>> start RECORD LIST

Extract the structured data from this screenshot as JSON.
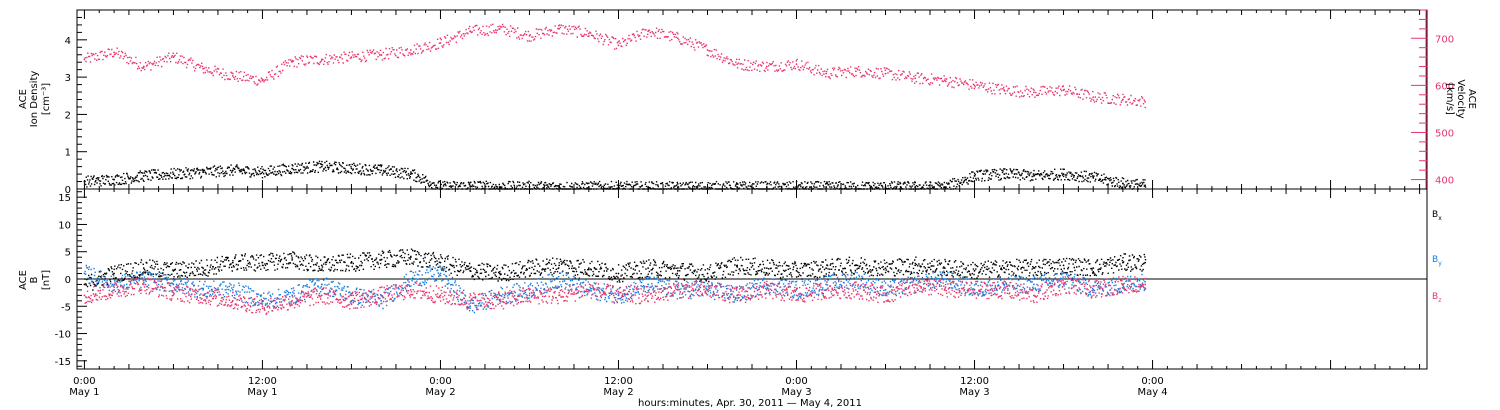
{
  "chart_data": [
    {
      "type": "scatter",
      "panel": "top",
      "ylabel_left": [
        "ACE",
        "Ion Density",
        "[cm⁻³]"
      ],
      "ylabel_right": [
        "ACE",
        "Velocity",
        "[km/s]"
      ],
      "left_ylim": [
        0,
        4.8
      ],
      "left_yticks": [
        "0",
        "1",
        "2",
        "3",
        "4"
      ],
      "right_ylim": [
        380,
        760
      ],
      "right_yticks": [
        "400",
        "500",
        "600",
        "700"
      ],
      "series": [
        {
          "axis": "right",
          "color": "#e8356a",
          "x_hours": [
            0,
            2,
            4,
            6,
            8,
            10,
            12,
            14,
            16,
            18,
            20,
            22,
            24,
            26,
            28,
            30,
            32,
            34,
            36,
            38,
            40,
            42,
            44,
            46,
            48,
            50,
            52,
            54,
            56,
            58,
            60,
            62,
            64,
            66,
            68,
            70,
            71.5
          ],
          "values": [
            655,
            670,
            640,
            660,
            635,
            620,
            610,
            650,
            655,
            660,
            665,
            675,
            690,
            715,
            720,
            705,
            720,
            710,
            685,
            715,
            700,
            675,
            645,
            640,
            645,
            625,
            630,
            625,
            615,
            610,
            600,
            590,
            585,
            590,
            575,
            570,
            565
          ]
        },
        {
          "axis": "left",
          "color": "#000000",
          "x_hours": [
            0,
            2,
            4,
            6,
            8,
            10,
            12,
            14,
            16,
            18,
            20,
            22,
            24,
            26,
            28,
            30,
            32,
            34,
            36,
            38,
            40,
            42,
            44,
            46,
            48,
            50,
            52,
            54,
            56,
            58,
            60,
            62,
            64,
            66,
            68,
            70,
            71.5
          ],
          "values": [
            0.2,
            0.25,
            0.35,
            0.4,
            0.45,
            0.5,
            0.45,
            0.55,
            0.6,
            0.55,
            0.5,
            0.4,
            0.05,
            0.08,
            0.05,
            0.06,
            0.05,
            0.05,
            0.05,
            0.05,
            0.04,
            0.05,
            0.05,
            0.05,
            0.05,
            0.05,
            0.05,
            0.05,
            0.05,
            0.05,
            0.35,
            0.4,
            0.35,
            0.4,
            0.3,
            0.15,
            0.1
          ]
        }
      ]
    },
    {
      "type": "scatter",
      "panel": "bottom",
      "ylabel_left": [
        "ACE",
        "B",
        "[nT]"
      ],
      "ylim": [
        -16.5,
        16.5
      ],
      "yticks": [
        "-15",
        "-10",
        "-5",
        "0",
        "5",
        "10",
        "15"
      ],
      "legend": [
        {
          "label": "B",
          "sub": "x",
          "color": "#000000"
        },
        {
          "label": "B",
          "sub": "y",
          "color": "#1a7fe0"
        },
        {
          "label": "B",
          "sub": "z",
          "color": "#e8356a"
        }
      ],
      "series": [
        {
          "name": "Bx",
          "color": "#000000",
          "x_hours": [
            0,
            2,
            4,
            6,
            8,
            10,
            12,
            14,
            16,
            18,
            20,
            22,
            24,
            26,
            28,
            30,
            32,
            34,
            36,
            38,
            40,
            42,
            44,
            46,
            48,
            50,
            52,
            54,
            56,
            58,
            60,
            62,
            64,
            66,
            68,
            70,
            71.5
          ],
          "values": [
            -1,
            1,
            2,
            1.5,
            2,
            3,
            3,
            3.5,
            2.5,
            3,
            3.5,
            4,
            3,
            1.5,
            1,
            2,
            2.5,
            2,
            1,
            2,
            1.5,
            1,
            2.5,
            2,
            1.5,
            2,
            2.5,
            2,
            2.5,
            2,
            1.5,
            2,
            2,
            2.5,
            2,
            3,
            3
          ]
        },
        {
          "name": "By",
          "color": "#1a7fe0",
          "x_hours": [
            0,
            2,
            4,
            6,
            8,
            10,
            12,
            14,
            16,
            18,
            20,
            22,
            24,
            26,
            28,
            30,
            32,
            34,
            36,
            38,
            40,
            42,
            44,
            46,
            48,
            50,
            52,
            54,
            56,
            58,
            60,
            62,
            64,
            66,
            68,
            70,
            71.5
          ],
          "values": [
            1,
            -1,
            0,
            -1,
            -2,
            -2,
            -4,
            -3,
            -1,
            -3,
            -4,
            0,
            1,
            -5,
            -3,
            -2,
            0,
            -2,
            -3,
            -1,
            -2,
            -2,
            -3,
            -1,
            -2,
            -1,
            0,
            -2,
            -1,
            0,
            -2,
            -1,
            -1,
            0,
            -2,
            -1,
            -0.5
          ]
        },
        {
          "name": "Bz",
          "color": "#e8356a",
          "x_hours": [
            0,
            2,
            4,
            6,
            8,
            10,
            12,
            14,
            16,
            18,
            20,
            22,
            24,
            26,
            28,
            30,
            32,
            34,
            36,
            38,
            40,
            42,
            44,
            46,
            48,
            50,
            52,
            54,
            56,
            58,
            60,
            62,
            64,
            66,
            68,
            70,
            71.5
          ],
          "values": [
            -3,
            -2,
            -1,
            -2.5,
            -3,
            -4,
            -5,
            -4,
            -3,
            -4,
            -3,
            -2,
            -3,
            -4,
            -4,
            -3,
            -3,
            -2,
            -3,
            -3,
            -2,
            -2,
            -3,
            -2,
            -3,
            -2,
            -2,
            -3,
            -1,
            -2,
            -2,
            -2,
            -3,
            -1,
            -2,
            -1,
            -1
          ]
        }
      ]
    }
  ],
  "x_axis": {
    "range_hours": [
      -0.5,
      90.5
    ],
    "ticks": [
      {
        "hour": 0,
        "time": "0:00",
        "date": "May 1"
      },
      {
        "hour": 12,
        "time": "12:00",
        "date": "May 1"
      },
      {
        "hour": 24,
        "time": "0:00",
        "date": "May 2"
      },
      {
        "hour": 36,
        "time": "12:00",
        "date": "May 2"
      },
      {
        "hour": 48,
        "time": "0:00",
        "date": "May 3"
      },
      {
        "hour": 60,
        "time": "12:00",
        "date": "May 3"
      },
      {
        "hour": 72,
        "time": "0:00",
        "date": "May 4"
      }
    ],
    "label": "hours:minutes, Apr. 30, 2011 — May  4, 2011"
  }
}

>> end RECORD LIST

> [WRITTEN TASK]:
Give the number of lines containing the word "color". No other answer is needed.

> [RESPONSE]:
8